• [Passage given]:
Several other smaller knives for skinning, filleting, small serrated for rope cutting, etc.

My test on any folder, is any movement when opened at pivot point, never buy; this must be rock solid always, or will always be the weak spot to break.

Cheers Aussie Allan In Thailand


----------



## SuperMonkeySlinger (Jan 28, 2013)

Would'nt this be in the knife section?

Anyway my favorite knife is my little grenade Tactical knife with a heavy upgraded spring for a very fast, assisted open.

SMS


----------



## Imperial (Feb 9, 2011)

JackOfAllSlings said:


> POST your favorite knife or knives if you wish, want to see all of your guys' blades! GO :cookie: :koolaid:


what about yours ?


----------



## Guest (May 29, 2013)

Nutin' fancy' but it is great for working on forks.


----------



## Aussie Allan In Thailand (Jan 28, 2013)

• [What you will do]:
(A) Give back, word for word, the part of the knife thread that opens with the words containing "Would'nt this be" and closes with "fast, assisted open.".
(B) Based on the knife thread, mark each statement yes or no and quote the words that decide it: (i) Aussie Allan would still buy a folder that moves a little at the pivot when opened. (ii) SuperMonkeySlinger's favorite knife has a heavy upgraded spring. (iii) The Guest calls the knife fancy.
(C) According to the knife thread, why does Aussie Allan refuse to buy a folder that shows any movement at the pivot point when opened?
Rely only on the knife thread when working on these.

• [Material provided]:
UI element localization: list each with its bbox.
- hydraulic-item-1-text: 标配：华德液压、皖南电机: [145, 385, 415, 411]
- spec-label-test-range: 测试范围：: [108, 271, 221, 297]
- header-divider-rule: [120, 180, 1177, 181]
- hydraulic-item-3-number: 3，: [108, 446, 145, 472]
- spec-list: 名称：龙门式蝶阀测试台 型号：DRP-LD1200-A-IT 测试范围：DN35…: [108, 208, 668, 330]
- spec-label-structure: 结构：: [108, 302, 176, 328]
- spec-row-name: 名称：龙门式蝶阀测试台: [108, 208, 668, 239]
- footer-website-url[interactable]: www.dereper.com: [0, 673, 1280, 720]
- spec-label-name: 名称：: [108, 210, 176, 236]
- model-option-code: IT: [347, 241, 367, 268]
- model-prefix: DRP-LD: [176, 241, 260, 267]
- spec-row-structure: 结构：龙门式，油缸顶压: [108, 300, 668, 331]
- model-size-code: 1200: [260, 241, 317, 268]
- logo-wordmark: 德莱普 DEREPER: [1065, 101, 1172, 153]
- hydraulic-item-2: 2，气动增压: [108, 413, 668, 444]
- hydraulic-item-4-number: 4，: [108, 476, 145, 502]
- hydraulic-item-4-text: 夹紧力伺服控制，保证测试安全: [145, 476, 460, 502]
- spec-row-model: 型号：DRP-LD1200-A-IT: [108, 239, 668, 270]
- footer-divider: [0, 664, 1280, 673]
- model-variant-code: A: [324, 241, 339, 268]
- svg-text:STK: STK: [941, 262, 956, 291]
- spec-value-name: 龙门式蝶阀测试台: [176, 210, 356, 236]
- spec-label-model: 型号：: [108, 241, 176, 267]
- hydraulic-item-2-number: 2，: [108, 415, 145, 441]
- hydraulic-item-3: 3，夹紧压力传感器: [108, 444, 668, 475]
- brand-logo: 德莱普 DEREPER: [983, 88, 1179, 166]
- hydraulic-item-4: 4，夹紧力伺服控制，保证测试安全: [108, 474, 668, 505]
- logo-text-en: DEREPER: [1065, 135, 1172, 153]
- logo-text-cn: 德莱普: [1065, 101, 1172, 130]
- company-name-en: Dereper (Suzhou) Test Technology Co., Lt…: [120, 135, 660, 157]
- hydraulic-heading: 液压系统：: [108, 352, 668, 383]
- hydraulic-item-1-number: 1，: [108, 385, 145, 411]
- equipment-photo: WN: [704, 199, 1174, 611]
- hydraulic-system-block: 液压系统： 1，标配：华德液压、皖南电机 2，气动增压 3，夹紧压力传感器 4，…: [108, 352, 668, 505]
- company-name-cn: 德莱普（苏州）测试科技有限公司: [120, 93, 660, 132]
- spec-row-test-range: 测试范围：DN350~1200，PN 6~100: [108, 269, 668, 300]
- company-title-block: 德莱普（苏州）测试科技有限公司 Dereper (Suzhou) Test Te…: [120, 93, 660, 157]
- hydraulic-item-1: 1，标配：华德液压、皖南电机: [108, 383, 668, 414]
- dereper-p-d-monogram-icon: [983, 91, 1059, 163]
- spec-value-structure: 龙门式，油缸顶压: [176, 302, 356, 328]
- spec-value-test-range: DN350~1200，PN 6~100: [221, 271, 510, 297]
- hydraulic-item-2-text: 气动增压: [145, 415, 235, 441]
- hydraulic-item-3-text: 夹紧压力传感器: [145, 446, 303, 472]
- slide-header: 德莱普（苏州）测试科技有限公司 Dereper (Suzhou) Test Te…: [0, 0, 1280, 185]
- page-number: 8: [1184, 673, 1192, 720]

• [Answers below]:
(A)
Would'nt this be in the knife section?

Anyway my favorite knife is my little grenade Tactical knife with a heavy upgraded spring for a very fast, assisted open.

(B)
(i) No: "is any movement when opened at pivot point, never buy"
(ii) Yes: "my favorite knife is my little grenade Tactical knife with a heavy upgraded spring"
(iii) No: "Nutin' fancy'"

(C) He says the pivot must always be rock solid. If it isn't, it will always be the weak spot where the knife breaks.